- [INSTRUCTIONS FOR THE TASK]
From the records, pick out and copy each line containing "обновления".

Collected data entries
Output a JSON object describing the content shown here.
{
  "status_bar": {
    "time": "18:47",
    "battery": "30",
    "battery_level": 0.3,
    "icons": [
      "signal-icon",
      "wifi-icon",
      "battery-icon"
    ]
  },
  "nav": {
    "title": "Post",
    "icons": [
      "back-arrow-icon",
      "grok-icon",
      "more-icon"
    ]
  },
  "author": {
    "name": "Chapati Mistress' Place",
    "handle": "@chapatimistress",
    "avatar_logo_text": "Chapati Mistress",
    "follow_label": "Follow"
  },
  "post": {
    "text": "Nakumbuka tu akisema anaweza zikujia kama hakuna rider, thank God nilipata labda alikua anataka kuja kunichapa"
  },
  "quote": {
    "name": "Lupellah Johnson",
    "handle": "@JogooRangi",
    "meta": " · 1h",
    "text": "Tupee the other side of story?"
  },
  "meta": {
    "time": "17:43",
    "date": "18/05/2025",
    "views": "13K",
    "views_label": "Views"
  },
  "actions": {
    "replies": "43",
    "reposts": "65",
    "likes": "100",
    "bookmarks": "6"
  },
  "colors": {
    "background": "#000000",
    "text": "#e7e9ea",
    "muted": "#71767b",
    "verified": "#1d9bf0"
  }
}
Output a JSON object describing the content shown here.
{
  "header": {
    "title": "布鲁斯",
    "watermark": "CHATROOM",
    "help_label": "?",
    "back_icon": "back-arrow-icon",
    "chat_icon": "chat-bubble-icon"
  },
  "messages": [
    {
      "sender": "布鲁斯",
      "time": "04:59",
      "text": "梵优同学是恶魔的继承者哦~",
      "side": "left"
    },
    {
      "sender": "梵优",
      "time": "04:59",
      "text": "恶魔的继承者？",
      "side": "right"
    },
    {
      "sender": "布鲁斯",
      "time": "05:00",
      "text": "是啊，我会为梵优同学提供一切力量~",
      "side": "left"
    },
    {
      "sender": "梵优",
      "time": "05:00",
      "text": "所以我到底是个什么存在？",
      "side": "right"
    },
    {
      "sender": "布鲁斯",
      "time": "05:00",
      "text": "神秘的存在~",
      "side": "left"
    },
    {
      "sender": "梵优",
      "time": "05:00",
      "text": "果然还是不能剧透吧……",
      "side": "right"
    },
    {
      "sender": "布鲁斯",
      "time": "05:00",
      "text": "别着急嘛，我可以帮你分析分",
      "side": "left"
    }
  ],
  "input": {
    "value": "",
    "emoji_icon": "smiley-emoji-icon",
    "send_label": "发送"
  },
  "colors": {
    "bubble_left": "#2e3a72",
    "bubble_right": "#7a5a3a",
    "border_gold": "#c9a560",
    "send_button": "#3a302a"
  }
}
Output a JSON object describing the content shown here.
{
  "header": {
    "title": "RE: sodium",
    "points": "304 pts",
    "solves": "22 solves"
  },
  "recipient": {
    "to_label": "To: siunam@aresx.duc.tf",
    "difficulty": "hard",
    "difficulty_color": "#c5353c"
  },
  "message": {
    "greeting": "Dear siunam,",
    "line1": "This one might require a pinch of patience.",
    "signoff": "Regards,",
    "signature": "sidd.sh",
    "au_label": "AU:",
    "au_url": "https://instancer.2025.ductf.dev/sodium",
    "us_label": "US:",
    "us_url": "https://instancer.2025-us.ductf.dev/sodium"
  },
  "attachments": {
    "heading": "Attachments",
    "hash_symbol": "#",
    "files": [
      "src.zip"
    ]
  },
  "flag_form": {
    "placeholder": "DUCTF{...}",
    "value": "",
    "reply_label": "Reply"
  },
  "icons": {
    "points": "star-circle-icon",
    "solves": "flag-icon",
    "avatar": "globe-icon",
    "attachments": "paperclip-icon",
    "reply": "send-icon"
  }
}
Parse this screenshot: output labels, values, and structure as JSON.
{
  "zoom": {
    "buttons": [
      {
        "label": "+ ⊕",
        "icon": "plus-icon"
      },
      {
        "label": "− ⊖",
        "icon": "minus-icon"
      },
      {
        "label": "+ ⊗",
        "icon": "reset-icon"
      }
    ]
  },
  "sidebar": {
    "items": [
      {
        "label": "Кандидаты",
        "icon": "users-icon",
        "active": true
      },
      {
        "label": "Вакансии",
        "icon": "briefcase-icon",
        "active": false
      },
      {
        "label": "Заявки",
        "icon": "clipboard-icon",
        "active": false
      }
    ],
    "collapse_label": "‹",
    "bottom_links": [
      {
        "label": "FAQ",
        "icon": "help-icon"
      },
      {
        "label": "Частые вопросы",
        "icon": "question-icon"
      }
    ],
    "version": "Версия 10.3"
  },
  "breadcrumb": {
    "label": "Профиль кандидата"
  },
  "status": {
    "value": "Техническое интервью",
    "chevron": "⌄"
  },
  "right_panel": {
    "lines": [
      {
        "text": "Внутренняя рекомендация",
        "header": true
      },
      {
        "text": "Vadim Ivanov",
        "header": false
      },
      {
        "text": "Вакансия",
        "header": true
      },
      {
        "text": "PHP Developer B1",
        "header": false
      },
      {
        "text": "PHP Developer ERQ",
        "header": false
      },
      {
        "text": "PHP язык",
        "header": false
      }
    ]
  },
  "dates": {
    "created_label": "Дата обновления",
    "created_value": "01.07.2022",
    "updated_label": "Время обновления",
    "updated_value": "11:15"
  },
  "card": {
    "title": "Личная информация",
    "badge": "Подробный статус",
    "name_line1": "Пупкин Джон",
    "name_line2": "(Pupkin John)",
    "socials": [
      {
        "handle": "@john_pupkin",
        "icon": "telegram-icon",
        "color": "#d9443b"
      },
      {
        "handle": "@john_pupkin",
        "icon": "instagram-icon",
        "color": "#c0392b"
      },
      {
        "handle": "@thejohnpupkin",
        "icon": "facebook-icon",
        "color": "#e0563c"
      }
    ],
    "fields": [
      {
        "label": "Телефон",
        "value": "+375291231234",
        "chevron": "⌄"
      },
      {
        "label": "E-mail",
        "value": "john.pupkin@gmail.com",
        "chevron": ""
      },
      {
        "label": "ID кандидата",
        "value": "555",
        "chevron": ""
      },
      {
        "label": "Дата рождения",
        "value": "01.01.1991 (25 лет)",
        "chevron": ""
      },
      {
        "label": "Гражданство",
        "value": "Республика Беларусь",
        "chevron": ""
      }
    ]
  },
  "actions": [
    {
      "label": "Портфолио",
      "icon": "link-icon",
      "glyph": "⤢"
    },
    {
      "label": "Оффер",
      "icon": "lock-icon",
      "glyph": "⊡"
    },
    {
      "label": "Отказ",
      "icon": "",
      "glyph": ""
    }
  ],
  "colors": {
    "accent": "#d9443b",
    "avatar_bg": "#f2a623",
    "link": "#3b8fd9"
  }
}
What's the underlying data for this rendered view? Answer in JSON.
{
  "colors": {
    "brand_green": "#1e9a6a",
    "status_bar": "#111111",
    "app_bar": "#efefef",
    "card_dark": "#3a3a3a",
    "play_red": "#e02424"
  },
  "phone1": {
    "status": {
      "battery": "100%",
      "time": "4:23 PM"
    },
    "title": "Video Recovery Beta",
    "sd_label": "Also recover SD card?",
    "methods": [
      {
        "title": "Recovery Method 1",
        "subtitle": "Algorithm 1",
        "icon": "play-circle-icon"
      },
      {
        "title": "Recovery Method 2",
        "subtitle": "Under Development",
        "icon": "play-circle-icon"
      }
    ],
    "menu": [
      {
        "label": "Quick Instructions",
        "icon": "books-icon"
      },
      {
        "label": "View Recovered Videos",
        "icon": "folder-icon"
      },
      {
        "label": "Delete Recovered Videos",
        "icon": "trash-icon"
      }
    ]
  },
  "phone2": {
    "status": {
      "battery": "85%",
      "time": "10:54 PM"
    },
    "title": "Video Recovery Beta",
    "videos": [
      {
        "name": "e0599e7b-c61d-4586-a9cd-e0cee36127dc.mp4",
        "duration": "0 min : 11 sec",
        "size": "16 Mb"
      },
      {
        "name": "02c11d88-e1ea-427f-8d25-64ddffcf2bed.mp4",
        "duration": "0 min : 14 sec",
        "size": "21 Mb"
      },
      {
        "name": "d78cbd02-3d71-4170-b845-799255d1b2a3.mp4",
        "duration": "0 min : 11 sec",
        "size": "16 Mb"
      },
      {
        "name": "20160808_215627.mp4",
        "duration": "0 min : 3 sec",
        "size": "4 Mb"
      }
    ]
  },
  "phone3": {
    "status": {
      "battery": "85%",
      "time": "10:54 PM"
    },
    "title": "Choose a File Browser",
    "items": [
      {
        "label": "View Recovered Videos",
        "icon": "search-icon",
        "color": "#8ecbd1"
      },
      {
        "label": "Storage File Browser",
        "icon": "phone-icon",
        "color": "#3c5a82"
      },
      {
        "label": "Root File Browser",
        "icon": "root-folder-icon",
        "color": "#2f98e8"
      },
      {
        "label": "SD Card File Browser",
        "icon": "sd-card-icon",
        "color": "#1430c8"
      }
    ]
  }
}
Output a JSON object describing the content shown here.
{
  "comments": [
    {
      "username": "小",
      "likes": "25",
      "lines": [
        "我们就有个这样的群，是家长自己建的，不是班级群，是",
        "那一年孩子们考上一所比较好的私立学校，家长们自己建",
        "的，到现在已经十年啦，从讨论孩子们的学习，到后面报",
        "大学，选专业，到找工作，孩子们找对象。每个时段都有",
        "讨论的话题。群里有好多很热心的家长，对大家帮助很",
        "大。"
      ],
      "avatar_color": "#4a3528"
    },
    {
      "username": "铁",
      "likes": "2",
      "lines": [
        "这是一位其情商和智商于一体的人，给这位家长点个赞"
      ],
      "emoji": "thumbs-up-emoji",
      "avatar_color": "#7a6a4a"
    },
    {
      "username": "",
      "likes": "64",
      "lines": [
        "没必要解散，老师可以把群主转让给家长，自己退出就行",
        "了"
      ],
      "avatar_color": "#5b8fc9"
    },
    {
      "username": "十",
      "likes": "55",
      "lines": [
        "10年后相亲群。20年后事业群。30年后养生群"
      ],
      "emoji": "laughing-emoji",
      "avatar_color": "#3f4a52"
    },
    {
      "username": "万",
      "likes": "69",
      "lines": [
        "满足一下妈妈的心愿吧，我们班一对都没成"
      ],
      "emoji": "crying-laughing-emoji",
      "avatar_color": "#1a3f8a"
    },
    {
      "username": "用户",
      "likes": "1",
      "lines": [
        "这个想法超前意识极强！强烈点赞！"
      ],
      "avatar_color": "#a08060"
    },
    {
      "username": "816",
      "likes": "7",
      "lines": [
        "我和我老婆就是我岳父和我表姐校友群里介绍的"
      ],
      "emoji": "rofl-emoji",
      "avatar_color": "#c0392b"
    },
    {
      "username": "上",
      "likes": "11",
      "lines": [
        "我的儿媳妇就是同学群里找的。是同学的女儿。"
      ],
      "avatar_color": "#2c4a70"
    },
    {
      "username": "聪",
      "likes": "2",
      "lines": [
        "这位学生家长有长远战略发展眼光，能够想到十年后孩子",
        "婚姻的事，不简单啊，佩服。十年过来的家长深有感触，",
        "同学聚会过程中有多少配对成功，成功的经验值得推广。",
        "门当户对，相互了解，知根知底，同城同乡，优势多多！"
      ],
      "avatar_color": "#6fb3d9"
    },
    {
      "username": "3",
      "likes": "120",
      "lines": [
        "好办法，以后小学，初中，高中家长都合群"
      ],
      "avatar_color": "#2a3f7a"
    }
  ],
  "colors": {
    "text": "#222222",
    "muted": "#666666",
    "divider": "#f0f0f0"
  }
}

- [TASK OUTPUT]
    "created_label": "Дата обновления",
    "updated_label": "Время обновления",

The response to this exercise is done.